Work instructions – Show each line of the data below that has the string "andra" in it.
>> start Material to process
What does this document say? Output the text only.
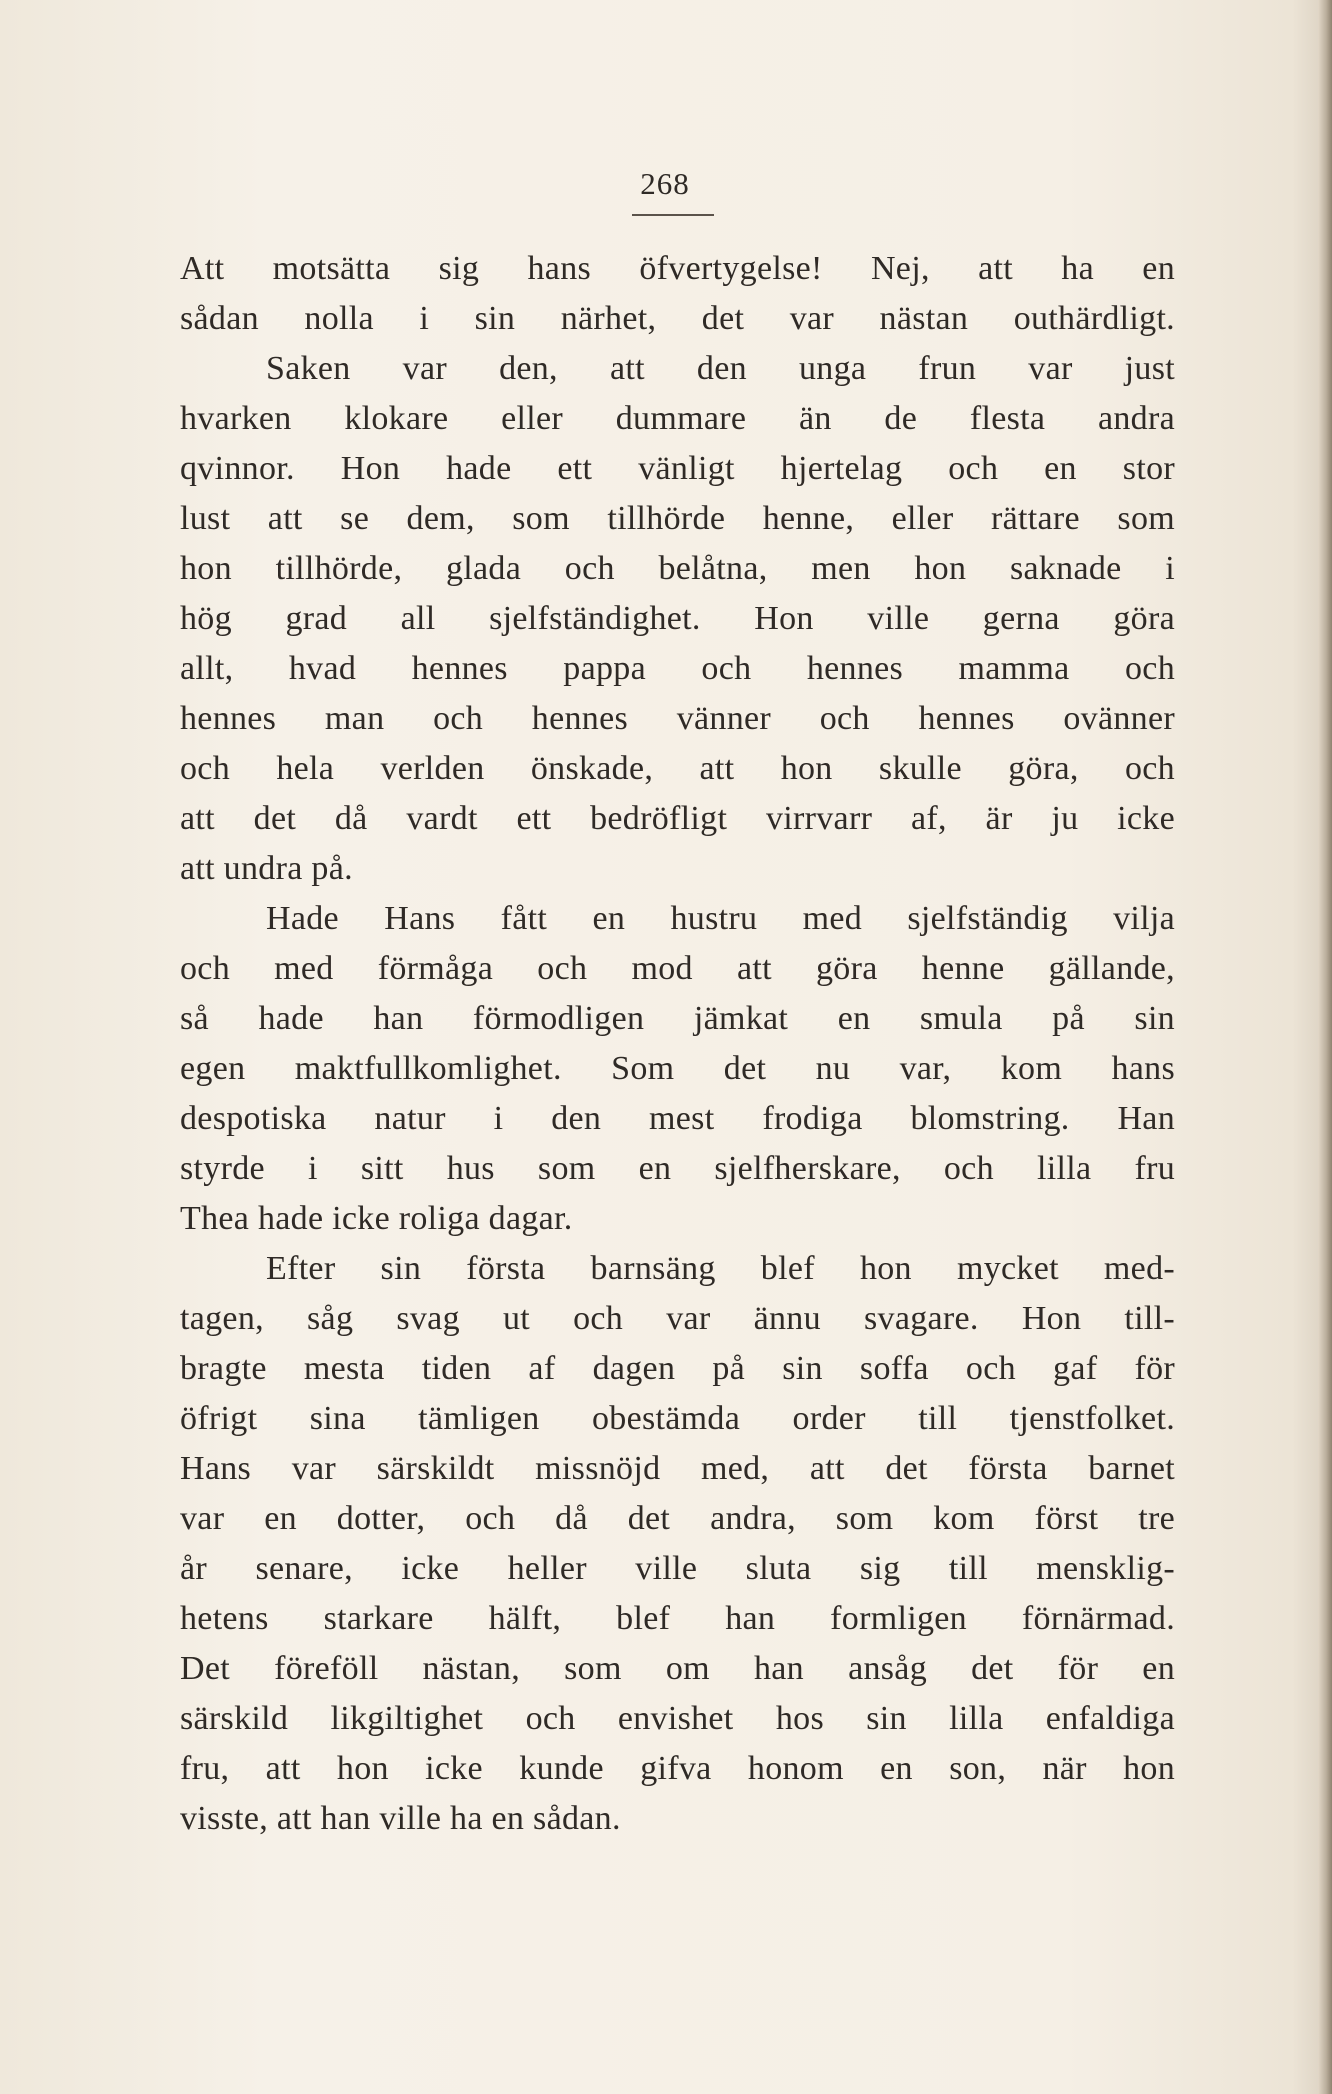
268
Att motsätta sig hans öfvertygelse! Nej, att ha en
sådan nolla i sin närhet, det var nästan outhärdligt.
Saken var den, att den unga frun var just
hvarken klokare eller dummare än de flesta andra
qvinnor. Hon hade ett vänligt hjertelag och en stor
lust att se dem, som tillhörde henne, eller rättare som
hon tillhörde, glada och belåtna, men hon saknade i
hög grad all sjelfständighet. Hon ville gerna göra
allt, hvad hennes pappa och hennes mamma och
hennes man och hennes vänner och hennes ovänner
och hela verlden önskade, att hon skulle göra, och
att det då vardt ett bedröfligt virrvarr af, är ju icke
att undra på.
Hade Hans fått en hustru med sjelfständig vilja
och med förmåga och mod att göra henne gällande,
så hade han förmodligen jämkat en smula på sin
egen maktfullkomlighet. Som det nu var, kom hans
despotiska natur i den mest frodiga blomstring. Han
styrde i sitt hus som en sjelfherskare, och lilla fru
Thea hade icke roliga dagar.
Efter sin första barnsäng blef hon mycket med-
tagen, såg svag ut och var ännu svagare. Hon till-
bragte mesta tiden af dagen på sin soffa och gaf för
öfrigt sina tämligen obestämda order till tjenstfolket.
Hans var särskildt missnöjd med, att det första barnet
var en dotter, och då det andra, som kom först tre
år senare, icke heller ville sluta sig till mensklig-
hetens starkare hälft, blef han formligen förnärmad.
Det föreföll nästan, som om han ansåg det för en
särskild likgiltighet och envishet hos sin lilla enfaldiga
fru, att hon icke kunde gifva honom en son, när hon
visste, att han ville ha en sådan.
>> end Material to process
Correct result –
hvarken klokare eller dummare än de flesta andra
var en dotter, och då det andra, som kom först tre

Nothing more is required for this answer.